◆ Exercise instructions: Set out every one of the lines below as a numbered list, omitting any blank lines.

◆ Records provided:
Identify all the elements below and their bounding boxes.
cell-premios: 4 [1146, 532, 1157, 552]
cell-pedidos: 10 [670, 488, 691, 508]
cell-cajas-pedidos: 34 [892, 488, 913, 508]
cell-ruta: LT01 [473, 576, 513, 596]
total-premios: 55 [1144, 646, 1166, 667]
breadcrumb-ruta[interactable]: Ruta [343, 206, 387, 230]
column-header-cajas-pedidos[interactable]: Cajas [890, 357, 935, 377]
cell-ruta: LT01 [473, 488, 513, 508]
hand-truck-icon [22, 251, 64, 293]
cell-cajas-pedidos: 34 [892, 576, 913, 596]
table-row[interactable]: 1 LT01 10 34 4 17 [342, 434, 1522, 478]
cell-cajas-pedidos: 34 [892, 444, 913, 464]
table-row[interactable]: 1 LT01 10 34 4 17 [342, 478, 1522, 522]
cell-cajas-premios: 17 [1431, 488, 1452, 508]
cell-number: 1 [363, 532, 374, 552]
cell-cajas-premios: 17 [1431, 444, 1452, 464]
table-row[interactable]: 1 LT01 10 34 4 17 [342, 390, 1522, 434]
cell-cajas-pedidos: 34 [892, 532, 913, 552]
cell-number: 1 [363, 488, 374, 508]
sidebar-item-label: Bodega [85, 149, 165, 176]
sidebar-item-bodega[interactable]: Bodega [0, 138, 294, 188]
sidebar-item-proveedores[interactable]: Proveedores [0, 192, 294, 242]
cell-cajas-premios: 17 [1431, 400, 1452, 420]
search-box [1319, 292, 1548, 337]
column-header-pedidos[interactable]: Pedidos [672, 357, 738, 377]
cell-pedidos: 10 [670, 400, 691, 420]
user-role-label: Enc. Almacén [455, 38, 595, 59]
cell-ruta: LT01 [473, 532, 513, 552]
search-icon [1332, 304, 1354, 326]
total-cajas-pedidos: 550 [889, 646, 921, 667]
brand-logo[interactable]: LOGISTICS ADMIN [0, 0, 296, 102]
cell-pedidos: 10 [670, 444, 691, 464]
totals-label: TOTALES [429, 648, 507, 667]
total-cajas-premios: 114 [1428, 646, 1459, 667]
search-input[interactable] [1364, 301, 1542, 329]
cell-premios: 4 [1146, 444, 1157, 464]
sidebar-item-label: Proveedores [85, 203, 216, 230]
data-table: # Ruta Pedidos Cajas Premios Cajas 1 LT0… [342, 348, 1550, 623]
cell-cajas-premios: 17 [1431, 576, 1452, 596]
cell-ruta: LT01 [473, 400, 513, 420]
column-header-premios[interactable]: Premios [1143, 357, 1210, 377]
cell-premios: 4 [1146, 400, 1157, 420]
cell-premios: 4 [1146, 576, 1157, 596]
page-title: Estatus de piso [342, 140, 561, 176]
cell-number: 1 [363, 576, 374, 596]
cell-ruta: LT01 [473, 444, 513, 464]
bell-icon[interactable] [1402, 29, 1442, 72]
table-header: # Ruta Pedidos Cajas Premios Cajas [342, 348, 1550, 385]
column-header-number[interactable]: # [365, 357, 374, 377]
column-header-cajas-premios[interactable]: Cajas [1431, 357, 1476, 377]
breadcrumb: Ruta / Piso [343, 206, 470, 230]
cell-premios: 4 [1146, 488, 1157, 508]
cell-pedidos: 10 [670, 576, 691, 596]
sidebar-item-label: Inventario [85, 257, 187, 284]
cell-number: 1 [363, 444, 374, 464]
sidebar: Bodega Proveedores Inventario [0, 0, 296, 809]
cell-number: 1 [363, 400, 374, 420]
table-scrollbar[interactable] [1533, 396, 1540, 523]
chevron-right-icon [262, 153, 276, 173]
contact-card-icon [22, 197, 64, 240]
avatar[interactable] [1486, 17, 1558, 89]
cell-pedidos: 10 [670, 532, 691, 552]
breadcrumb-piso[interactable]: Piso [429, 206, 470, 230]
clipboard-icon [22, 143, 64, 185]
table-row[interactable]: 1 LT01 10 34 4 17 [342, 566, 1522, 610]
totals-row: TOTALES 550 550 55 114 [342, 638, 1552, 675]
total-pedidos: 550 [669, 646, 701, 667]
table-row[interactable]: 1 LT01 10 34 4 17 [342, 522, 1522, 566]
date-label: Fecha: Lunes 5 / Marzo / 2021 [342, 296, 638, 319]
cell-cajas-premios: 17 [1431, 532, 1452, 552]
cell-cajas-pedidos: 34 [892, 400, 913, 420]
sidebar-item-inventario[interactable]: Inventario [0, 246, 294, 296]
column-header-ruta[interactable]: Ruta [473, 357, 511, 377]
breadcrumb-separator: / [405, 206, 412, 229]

◆ Response:
1. Identify all the elements below and their bounding boxes.
2. cell-premios: 4 [1146, 532, 1157, 552]
3. cell-pedidos: 10 [670, 488, 691, 508]
4. cell-cajas-pedidos: 34 [892, 488, 913, 508]
5. cell-ruta: LT01 [473, 576, 513, 596]
6. total-premios: 55 [1144, 646, 1166, 667]
7. breadcrumb-ruta[interactable]: Ruta [343, 206, 387, 230]
8. column-header-cajas-pedidos[interactable]: Cajas [890, 357, 935, 377]
9. cell-ruta: LT01 [473, 488, 513, 508]
10. hand-truck-icon [22, 251, 64, 293]
11. cell-cajas-pedidos: 34 [892, 576, 913, 596]
12. table-row[interactable]: 1 LT01 10 34 4 17 [342, 434, 1522, 478]
13. cell-cajas-pedidos: 34 [892, 444, 913, 464]
14. table-row[interactable]: 1 LT01 10 34 4 17 [342, 478, 1522, 522]
15. cell-cajas-premios: 17 [1431, 488, 1452, 508]
16. cell-number: 1 [363, 532, 374, 552]
17. cell-cajas-premios: 17 [1431, 444, 1452, 464]
18. table-row[interactable]: 1 LT01 10 34 4 17 [342, 390, 1522, 434]
19. cell-cajas-pedidos: 34 [892, 532, 913, 552]
20. cell-number: 1 [363, 488, 374, 508]
21. sidebar-item-label: Bodega [85, 149, 165, 176]
22. sidebar-item-bodega[interactable]: Bodega [0, 138, 294, 188]
23. sidebar-item-proveedores[interactable]: Proveedores [0, 192, 294, 242]
24. cell-cajas-premios: 17 [1431, 400, 1452, 420]
25. search-box [1319, 292, 1548, 337]
26. column-header-pedidos[interactable]: Pedidos [672, 357, 738, 377]
27. cell-pedidos: 10 [670, 400, 691, 420]
28. user-role-label: Enc. Almacén [455, 38, 595, 59]
29. cell-ruta: LT01 [473, 532, 513, 552]
30. search-icon [1332, 304, 1354, 326]
31. total-cajas-pedidos: 550 [889, 646, 921, 667]
32. brand-logo[interactable]: LOGISTICS ADMIN [0, 0, 296, 102]
33. cell-pedidos: 10 [670, 444, 691, 464]
34. totals-label: TOTALES [429, 648, 507, 667]
35. total-cajas-premios: 114 [1428, 646, 1459, 667]
36. search-input[interactable] [1364, 301, 1542, 329]
37. cell-premios: 4 [1146, 444, 1157, 464]
38. sidebar-item-label: Proveedores [85, 203, 216, 230]
39. data-table: # Ruta Pedidos Cajas Premios Cajas 1 LT0… [342, 348, 1550, 623]
40. cell-cajas-premios: 17 [1431, 576, 1452, 596]
41. cell-ruta: LT01 [473, 400, 513, 420]
42. column-header-premios[interactable]: Premios [1143, 357, 1210, 377]
43. cell-premios: 4 [1146, 400, 1157, 420]
44. cell-premios: 4 [1146, 576, 1157, 596]
45. page-title: Estatus de piso [342, 140, 561, 176]
46. cell-number: 1 [363, 576, 374, 596]
47. cell-ruta: LT01 [473, 444, 513, 464]
48. bell-icon[interactable] [1402, 29, 1442, 72]
49. table-header: # Ruta Pedidos Cajas Premios Cajas [342, 348, 1550, 385]
50. column-header-number[interactable]: # [365, 357, 374, 377]
51. column-header-cajas-premios[interactable]: Cajas [1431, 357, 1476, 377]
52. breadcrumb: Ruta / Piso [343, 206, 470, 230]
53. cell-premios: 4 [1146, 488, 1157, 508]
54. cell-pedidos: 10 [670, 576, 691, 596]
55. sidebar-item-label: Inventario [85, 257, 187, 284]
56. cell-number: 1 [363, 444, 374, 464]
57. sidebar: Bodega Proveedores Inventario [0, 0, 296, 809]
58. cell-number: 1 [363, 400, 374, 420]
59. table-scrollbar[interactable] [1533, 396, 1540, 523]
60. chevron-right-icon [262, 153, 276, 173]
61. contact-card-icon [22, 197, 64, 240]
62. avatar[interactable] [1486, 17, 1558, 89]
63. cell-pedidos: 10 [670, 532, 691, 552]
64. breadcrumb-piso[interactable]: Piso [429, 206, 470, 230]
65. clipboard-icon [22, 143, 64, 185]
66. table-row[interactable]: 1 LT01 10 34 4 17 [342, 566, 1522, 610]
67. totals-row: TOTALES 550 550 55 114 [342, 638, 1552, 675]
68. total-pedidos: 550 [669, 646, 701, 667]
69. table-row[interactable]: 1 LT01 10 34 4 17 [342, 522, 1522, 566]
70. date-label: Fecha: Lunes 5 / Marzo / 2021 [342, 296, 638, 319]
71. cell-cajas-premios: 17 [1431, 532, 1452, 552]
72. cell-cajas-pedidos: 34 [892, 400, 913, 420]
73. sidebar-item-inventario[interactable]: Inventario [0, 246, 294, 296]
74. column-header-ruta[interactable]: Ruta [473, 357, 511, 377]
75. breadcrumb-separator: / [405, 206, 412, 229]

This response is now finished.